• LISTED ENTRIES
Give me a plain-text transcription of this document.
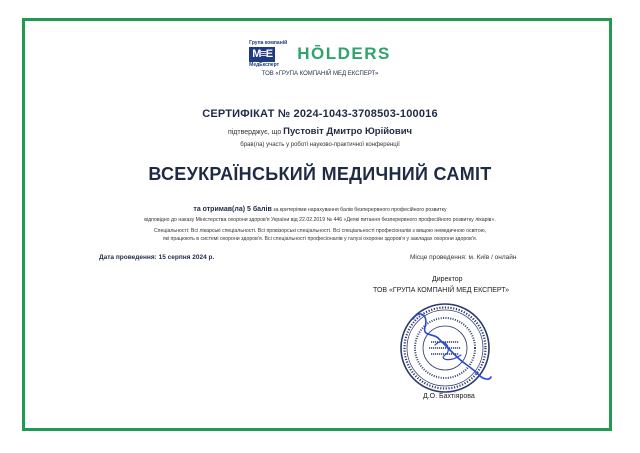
Група компаній
M≡E
МедЕксперт
HŌLDERS
ТОВ «ГРУПА КОМПАНІЙ МЕД ЕКСПЕРТ»
СЕРТИФІКАТ № 2024-1043-3708503-100016
підтверджує, що Пустовіт Дмитро Юрійович
брав(ла) участь у роботі науково-практичної конференції
ВСЕУКРАЇНСЬКИЙ МЕДИЧНИЙ САМІТ
та отримав(ла) 5 балів за критеріями нарахування балів безперервного професійного розвитку
відповідно до наказу Міністерства охорони здоров'я України від 22.02.2019 № 446 «Деякі питання безперервного професійного розвитку лікарів».
Спеціальності: Всі лікарські спеціальності. Всі провізорські спеціальності. Всі спеціальності професіоналів з вищою немедичною освітою,
які працюють в системі охорони здоров'я. Всі спеціальності професіоналів у галузі охорони здоров'я у закладах охорони здоров'я.
Дата проведення: 15 серпня 2024 р.	Місце проведення: м. Київ / онлайн
Директор
ТОВ «ГРУПА КОМПАНІЙ МЕД ЕКСПЕРТ»
Д.О. Бахтіярова
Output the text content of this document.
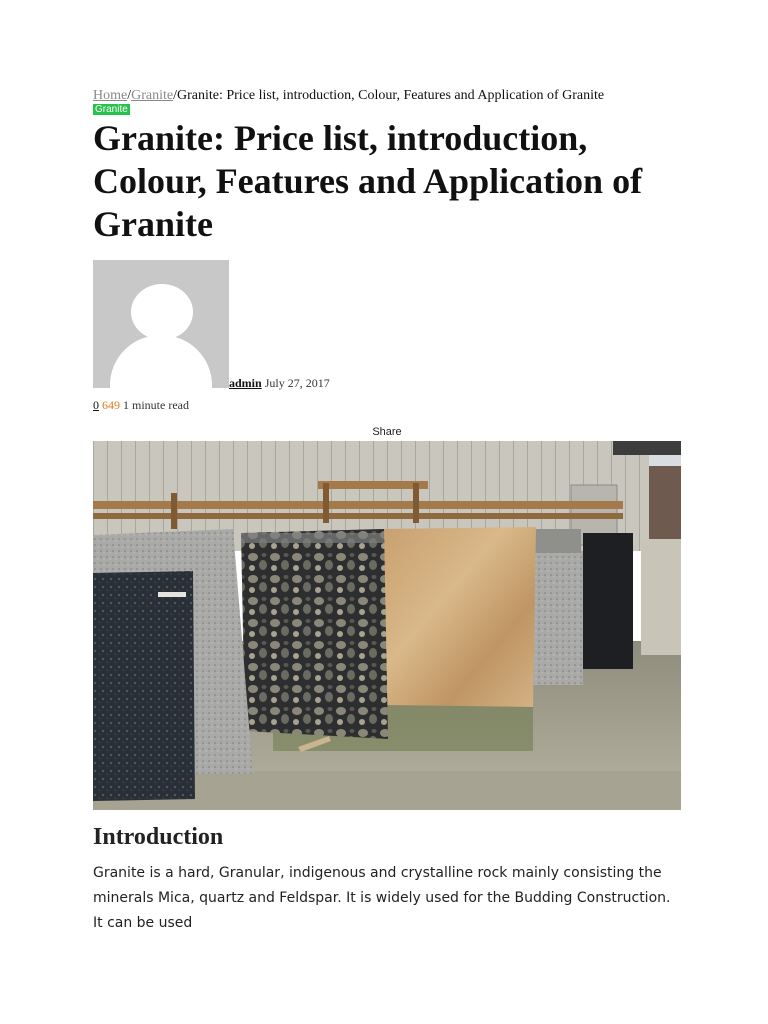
Home/Granite/Granite: Price list, introduction, Colour, Features and Application of Granite
Granite
Granite: Price list, introduction, Colour, Features and Application of Granite
admin July 27, 2017
0 649 1 minute read
Share
Introduction

Granite is a hard, Granular, indigenous and crystalline rock mainly consisting the minerals Mica, quartz and Feldspar. It is widely used for the Budding Construction. It can be used
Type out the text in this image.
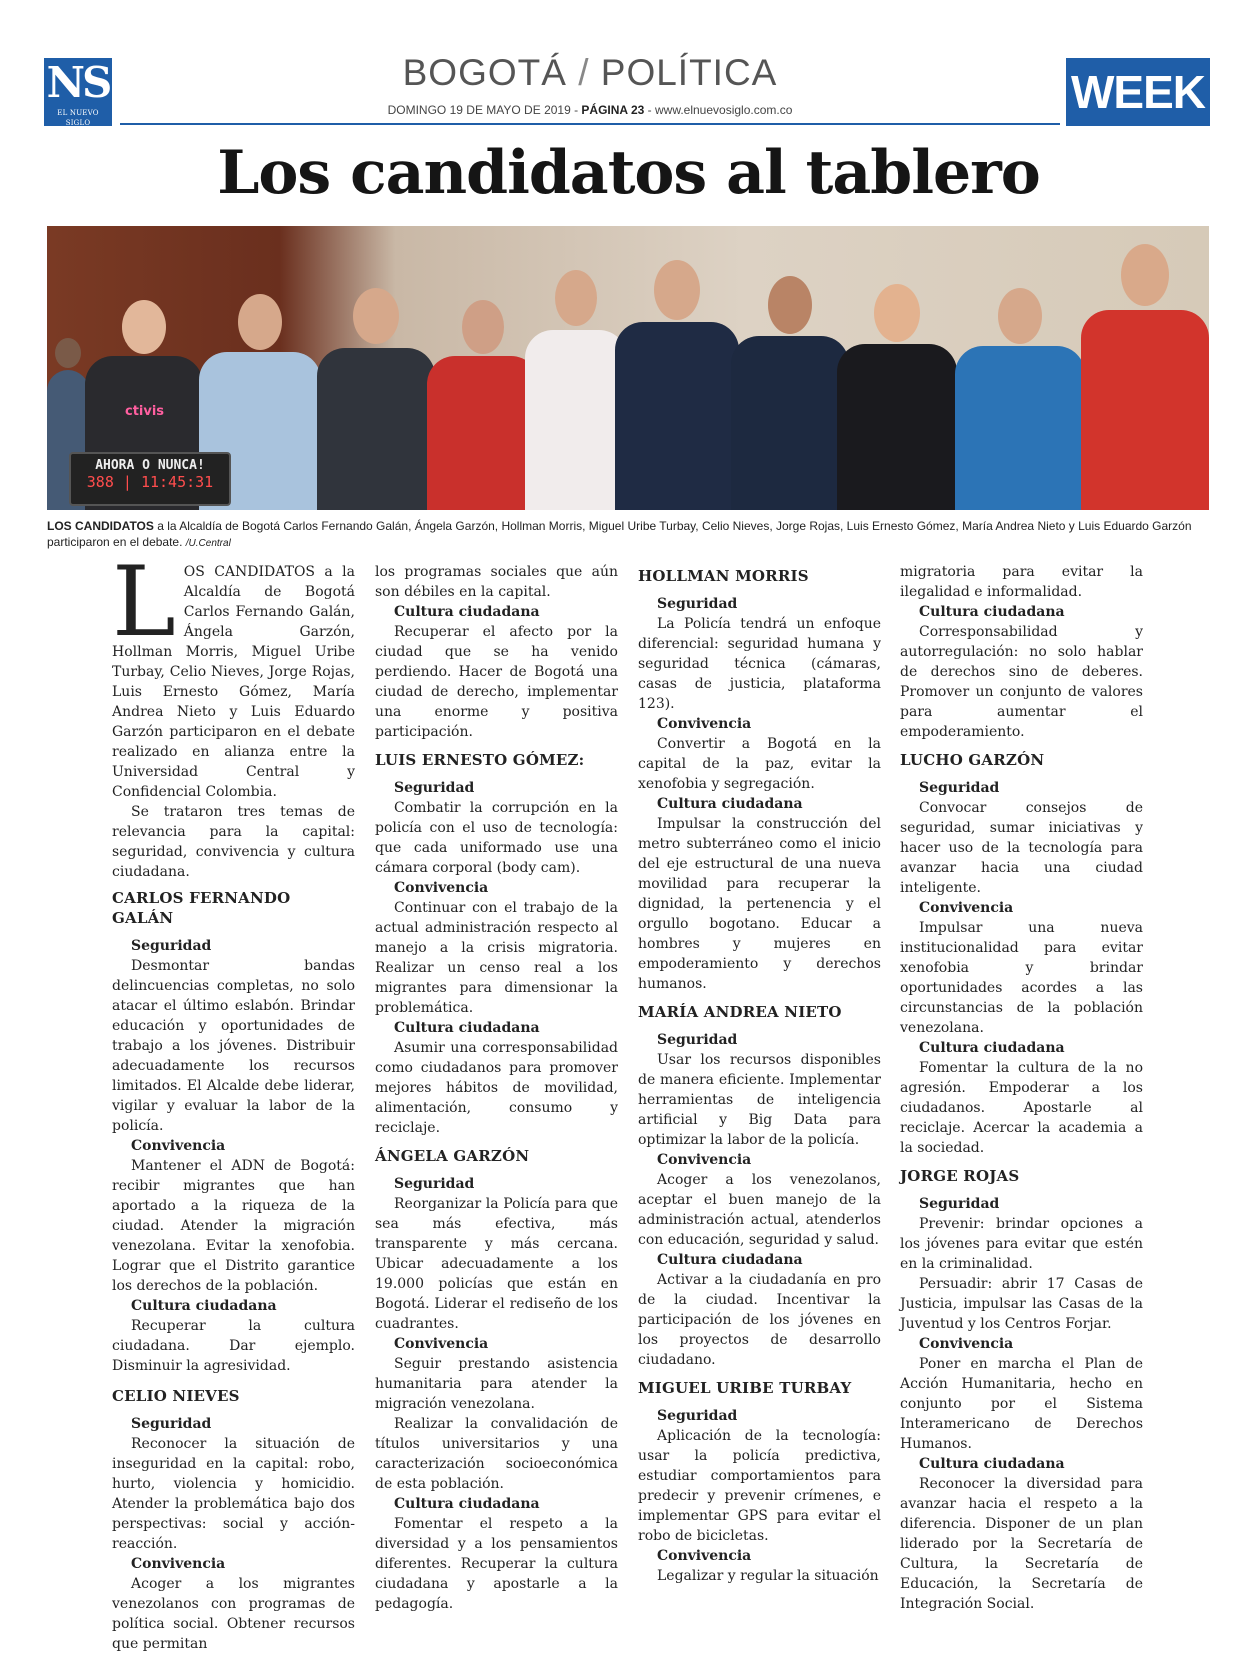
NS
EL NUEVO SIGLO
BOGOTÁ / POLÍTICA
DOMINGO 19 DE MAYO DE 2019 - PÁGINA 23 - www.elnuevosiglo.com.co	WEEK
Los candidatos al tablero
ctivis
AHORA O NUNCA!
388 | 11:45:31
LOS CANDIDATOS a la Alcaldía de Bogotá Carlos Fernando Galán, Ángela Garzón, Hollman Morris, Miguel Uribe Turbay, Celio Nieves, Jorge Rojas, Luis Ernesto Gómez, María Andrea Nieto y Luis Eduardo Garzón participaron en el debate. /U.Central

LOS CANDIDATOS a la Alcaldía de Bogotá Carlos Fernando Galán, Ángela Garzón, Hollman Morris, Miguel Uribe Turbay, Celio Nieves, Jorge Rojas, Luis Ernesto Gómez, María Andrea Nieto y Luis Eduardo Garzón participaron en el debate realizado en alianza entre la Universidad Central y Confidencial Colombia.

Se trataron tres temas de relevancia para la capital: seguridad, convivencia y cultura ciudadana.

CARLOS FERNANDO GALÁN
Seguridad

Desmontar bandas delincuencias completas, no solo atacar el último eslabón. Brindar educación y oportunidades de trabajo a los jóvenes. Distribuir adecuadamente los recursos limitados. El Alcalde debe liderar, vigilar y evaluar la labor de la policía.

Convivencia

Mantener el ADN de Bogotá: recibir migrantes que han aportado a la riqueza de la ciudad. Atender la migración venezolana. Evitar la xenofobia. Lograr que el Distrito garantice los derechos de la población.

Cultura ciudadana

Recuperar la cultura ciudadana. Dar ejemplo. Disminuir la agresividad.

CELIO NIEVES
Seguridad

Reconocer la situación de inseguridad en la capital: robo, hurto, violencia y homicidio. Atender la problemática bajo dos perspectivas: social y acción-reacción.

Convivencia

Acoger a los migrantes venezolanos con programas de política social. Obtener recursos que permitan

los programas sociales que aún son débiles en la capital.

Cultura ciudadana

Recuperar el afecto por la ciudad que se ha venido perdiendo. Hacer de Bogotá una ciudad de derecho, implementar una enorme y positiva participación.

LUIS ERNESTO GÓMEZ:
Seguridad

Combatir la corrupción en la policía con el uso de tecnología: que cada uniformado use una cámara corporal (body cam).

Convivencia

Continuar con el trabajo de la actual administración respecto al manejo a la crisis migratoria. Realizar un censo real a los migrantes para dimensionar la problemática.

Cultura ciudadana

Asumir una corresponsabilidad como ciudadanos para promover mejores hábitos de movilidad, alimentación, consumo y reciclaje.

ÁNGELA GARZÓN
Seguridad

Reorganizar la Policía para que sea más efectiva, más transparente y más cercana. Ubicar adecuadamente a los 19.000 policías que están en Bogotá. Liderar el rediseño de los cuadrantes.

Convivencia

Seguir prestando asistencia humanitaria para atender la migración venezolana.

Realizar la convalidación de títulos universitarios y una caracterización socioeconómica de esta población.

Cultura ciudadana

Fomentar el respeto a la diversidad y a los pensamientos diferentes. Recuperar la cultura ciudadana y apostarle a la pedagogía.

HOLLMAN MORRIS
Seguridad

La Policía tendrá un enfoque diferencial: seguridad humana y seguridad técnica (cámaras, casas de justicia, plataforma 123).

Convivencia

Convertir a Bogotá en la capital de la paz, evitar la xenofobia y segregación.

Cultura ciudadana

Impulsar la construcción del metro subterráneo como el inicio del eje estructural de una nueva movilidad para recuperar la dignidad, la pertenencia y el orgullo bogotano. Educar a hombres y mujeres en empoderamiento y derechos humanos.

MARÍA ANDREA NIETO
Seguridad

Usar los recursos disponibles de manera eficiente. Implementar herramientas de inteligencia artificial y Big Data para optimizar la labor de la policía.

Convivencia

Acoger a los venezolanos, aceptar el buen manejo de la administración actual, atenderlos con educación, seguridad y salud.

Cultura ciudadana

Activar a la ciudadanía en pro de la ciudad. Incentivar la participación de los jóvenes en los proyectos de desarrollo ciudadano.

MIGUEL URIBE TURBAY
Seguridad

Aplicación de la tecnología: usar la policía predictiva, estudiar comportamientos para predecir y prevenir crímenes, e implementar GPS para evitar el robo de bicicletas.

Convivencia

Legalizar y regular la situación

migratoria para evitar la ilegalidad e informalidad.

Cultura ciudadana

Corresponsabilidad y autorregulación: no solo hablar de derechos sino de deberes. Promover un conjunto de valores para aumentar el empoderamiento.

LUCHO GARZÓN
Seguridad

Convocar consejos de seguridad, sumar iniciativas y hacer uso de la tecnología para avanzar hacia una ciudad inteligente.

Convivencia

Impulsar una nueva institucionalidad para evitar xenofobia y brindar oportunidades acordes a las circunstancias de la población venezolana.

Cultura ciudadana

Fomentar la cultura de la no agresión. Empoderar a los ciudadanos. Apostarle al reciclaje. Acercar la academia a la sociedad.

JORGE ROJAS
Seguridad

Prevenir: brindar opciones a los jóvenes para evitar que estén en la criminalidad.

Persuadir: abrir 17 Casas de Justicia, impulsar las Casas de la Juventud y los Centros Forjar.

Convivencia

Poner en marcha el Plan de Acción Humanitaria, hecho en conjunto por el Sistema Interamericano de Derechos Humanos.

Cultura ciudadana

Reconocer la diversidad para avanzar hacia el respeto a la diferencia. Disponer de un plan liderado por la Secretaría de Cultura, la Secretaría de Educación, la Secretaría de Integración Social.
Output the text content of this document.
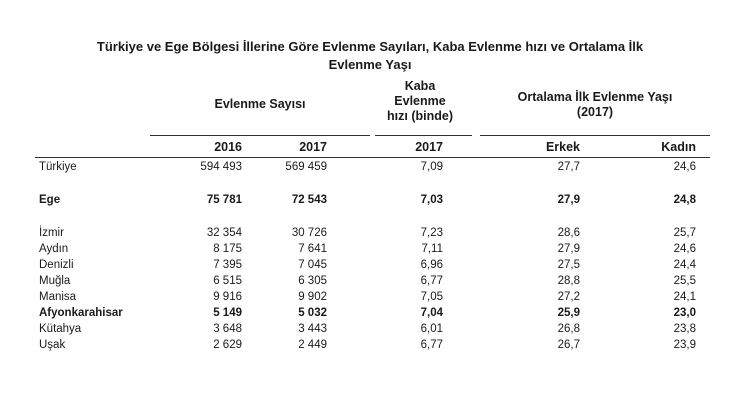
Türkiye ve Ege Bölgesi İllerine Göre Evlenme Sayıları, Kaba Evlenme hızı ve Ortalama İlk
Evlenme Yaşı
Evlenme Sayısı
Kaba
Evlenme
hızı (binde)
Ortalama İlk Evlenme Yaşı
(2017)
2016	2017	2017	Erkek	Kadın
Türkiye	594 493	569 459	7,09	27,7	24,6
Ege	75 781	72 543	7,03	27,9	24,8
İzmir	32 354	30 726	7,23	28,6	25,7
Aydın	8 175	7 641	7,11	27,9	24,6
Denizli	7 395	7 045	6,96	27,5	24,4
Muğla	6 515	6 305	6,77	28,8	25,5
Manisa	9 916	9 902	7,05	27,2	24,1
Afyonkarahisar	5 149	5 032	7,04	25,9	23,0
Kütahya	3 648	3 443	6,01	26,8	23,8
Uşak	2 629	2 449	6,77	26,7	23,9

• STATED PROBLEM
The records above need to be restated word for word, with the pictures left out.

• TASK ANSWER
Give me a plain-text transcription of this document.
Група компаній
M≡E
МедЕксперт
HŌLDERS
ТОВ «ГРУПА КОМПАНІЙ МЕД ЕКСПЕРТ»
СЕРТИФІКАТ № 2024-1043-3708503-100016
підтверджує, що Пустовіт Дмитро Юрійович
брав(ла) участь у роботі науково-практичної конференції
ВСЕУКРАЇНСЬКИЙ МЕДИЧНИЙ САМІТ
та отримав(ла) 5 балів за критеріями нарахування балів безперервного професійного розвитку
відповідно до наказу Міністерства охорони здоров'я України від 22.02.2019 № 446 «Деякі питання безперервного професійного розвитку лікарів».
Спеціальності: Всі лікарські спеціальності. Всі провізорські спеціальності. Всі спеціальності професіоналів з вищою немедичною освітою,
які працюють в системі охорони здоров'я. Всі спеціальності професіоналів у галузі охорони здоров'я у закладах охорони здоров'я.
Дата проведення: 15 серпня 2024 р.	Місце проведення: м. Київ / онлайн
Директор
ТОВ «ГРУПА КОМПАНІЙ МЕД ЕКСПЕРТ»
Д.О. Бахтіярова
Output the text content of this document.
Home/Granite/Granite: Price list, introduction, Colour, Features and Application of Granite
Granite
Granite: Price list, introduction, Colour, Features and Application of Granite
admin July 27, 2017
0 649 1 minute read
Share
Introduction

Granite is a hard, Granular, indigenous and crystalline rock mainly consisting the minerals Mica, quartz and Feldspar. It is widely used for the Budding Construction. It can be used
Type out the text in this image.
NS
EL NUEVO SIGLO
BOGOTÁ / POLÍTICA
DOMINGO 19 DE MAYO DE 2019 - PÁGINA 23 - www.elnuevosiglo.com.co	WEEK
Los candidatos al tablero
ctivis
AHORA O NUNCA!
388 | 11:45:31
LOS CANDIDATOS a la Alcaldía de Bogotá Carlos Fernando Galán, Ángela Garzón, Hollman Morris, Miguel Uribe Turbay, Celio Nieves, Jorge Rojas, Luis Ernesto Gómez, María Andrea Nieto y Luis Eduardo Garzón participaron en el debate. /U.Central

LOS CANDIDATOS a la Alcaldía de Bogotá Carlos Fernando Galán, Ángela Garzón, Hollman Morris, Miguel Uribe Turbay, Celio Nieves, Jorge Rojas, Luis Ernesto Gómez, María Andrea Nieto y Luis Eduardo Garzón participaron en el debate realizado en alianza entre la Universidad Central y Confidencial Colombia.

Se trataron tres temas de relevancia para la capital: seguridad, convivencia y cultura ciudadana.

CARLOS FERNANDO GALÁN
Seguridad

Desmontar bandas delincuencias completas, no solo atacar el último eslabón. Brindar educación y oportunidades de trabajo a los jóvenes. Distribuir adecuadamente los recursos limitados. El Alcalde debe liderar, vigilar y evaluar la labor de la policía.

Convivencia

Mantener el ADN de Bogotá: recibir migrantes que han aportado a la riqueza de la ciudad. Atender la migración venezolana. Evitar la xenofobia. Lograr que el Distrito garantice los derechos de la población.

Cultura ciudadana

Recuperar la cultura ciudadana. Dar ejemplo. Disminuir la agresividad.

CELIO NIEVES
Seguridad

Reconocer la situación de inseguridad en la capital: robo, hurto, violencia y homicidio. Atender la problemática bajo dos perspectivas: social y acción-reacción.

Convivencia

Acoger a los migrantes venezolanos con programas de política social. Obtener recursos que permitan

los programas sociales que aún son débiles en la capital.

Cultura ciudadana

Recuperar el afecto por la ciudad que se ha venido perdiendo. Hacer de Bogotá una ciudad de derecho, implementar una enorme y positiva participación.

LUIS ERNESTO GÓMEZ:
Seguridad

Combatir la corrupción en la policía con el uso de tecnología: que cada uniformado use una cámara corporal (body cam).

Convivencia

Continuar con el trabajo de la actual administración respecto al manejo a la crisis migratoria. Realizar un censo real a los migrantes para dimensionar la problemática.

Cultura ciudadana

Asumir una corresponsabilidad como ciudadanos para promover mejores hábitos de movilidad, alimentación, consumo y reciclaje.

ÁNGELA GARZÓN
Seguridad

Reorganizar la Policía para que sea más efectiva, más transparente y más cercana. Ubicar adecuadamente a los 19.000 policías que están en Bogotá. Liderar el rediseño de los cuadrantes.

Convivencia

Seguir prestando asistencia humanitaria para atender la migración venezolana.

Realizar la convalidación de títulos universitarios y una caracterización socioeconómica de esta población.

Cultura ciudadana

Fomentar el respeto a la diversidad y a los pensamientos diferentes. Recuperar la cultura ciudadana y apostarle a la pedagogía.

HOLLMAN MORRIS
Seguridad

La Policía tendrá un enfoque diferencial: seguridad humana y seguridad técnica (cámaras, casas de justicia, plataforma 123).

Convivencia

Convertir a Bogotá en la capital de la paz, evitar la xenofobia y segregación.

Cultura ciudadana

Impulsar la construcción del metro subterráneo como el inicio del eje estructural de una nueva movilidad para recuperar la dignidad, la pertenencia y el orgullo bogotano. Educar a hombres y mujeres en empoderamiento y derechos humanos.

MARÍA ANDREA NIETO
Seguridad

Usar los recursos disponibles de manera eficiente. Implementar herramientas de inteligencia artificial y Big Data para optimizar la labor de la policía.

Convivencia

Acoger a los venezolanos, aceptar el buen manejo de la administración actual, atenderlos con educación, seguridad y salud.

Cultura ciudadana

Activar a la ciudadanía en pro de la ciudad. Incentivar la participación de los jóvenes en los proyectos de desarrollo ciudadano.

MIGUEL URIBE TURBAY
Seguridad

Aplicación de la tecnología: usar la policía predictiva, estudiar comportamientos para predecir y prevenir crímenes, e implementar GPS para evitar el robo de bicicletas.

Convivencia

Legalizar y regular la situación

migratoria para evitar la ilegalidad e informalidad.

Cultura ciudadana

Corresponsabilidad y autorregulación: no solo hablar de derechos sino de deberes. Promover un conjunto de valores para aumentar el empoderamiento.

LUCHO GARZÓN
Seguridad

Convocar consejos de seguridad, sumar iniciativas y hacer uso de la tecnología para avanzar hacia una ciudad inteligente.

Convivencia

Impulsar una nueva institucionalidad para evitar xenofobia y brindar oportunidades acordes a las circunstancias de la población venezolana.

Cultura ciudadana

Fomentar la cultura de la no agresión. Empoderar a los ciudadanos. Apostarle al reciclaje. Acercar la academia a la sociedad.

JORGE ROJAS
Seguridad

Prevenir: brindar opciones a los jóvenes para evitar que estén en la criminalidad.

Persuadir: abrir 17 Casas de Justicia, impulsar las Casas de la Juventud y los Centros Forjar.

Convivencia

Poner en marcha el Plan de Acción Humanitaria, hecho en conjunto por el Sistema Interamericano de Derechos Humanos.

Cultura ciudadana

Reconocer la diversidad para avanzar hacia el respeto a la diferencia. Disponer de un plan liderado por la Secretaría de Cultura, la Secretaría de Educación, la Secretaría de Integración Social.
Output the text content of this document.
Türkiye ve Ege Bölgesi İllerine Göre Evlenme Sayıları, Kaba Evlenme hızı ve Ortalama İlk
Evlenme Yaşı
Evlenme Sayısı
Kaba
Evlenme
hızı (binde)
Ortalama İlk Evlenme Yaşı
(2017)
2016	2017	2017	Erkek	Kadın
Türkiye	594 493	569 459	7,09	27,7	24,6
Ege	75 781	72 543	7,03	27,9	24,8
İzmir	32 354	30 726	7,23	28,6	25,7
Aydın	8 175	7 641	7,11	27,9	24,6
Denizli	7 395	7 045	6,96	27,5	24,4
Muğla	6 515	6 305	6,77	28,8	25,5
Manisa	9 916	9 902	7,05	27,2	24,1
Afyonkarahisar	5 149	5 032	7,04	25,9	23,0
Kütahya	3 648	3 443	6,01	26,8	23,8
Uşak	2 629	2 449	6,77	26,7	23,9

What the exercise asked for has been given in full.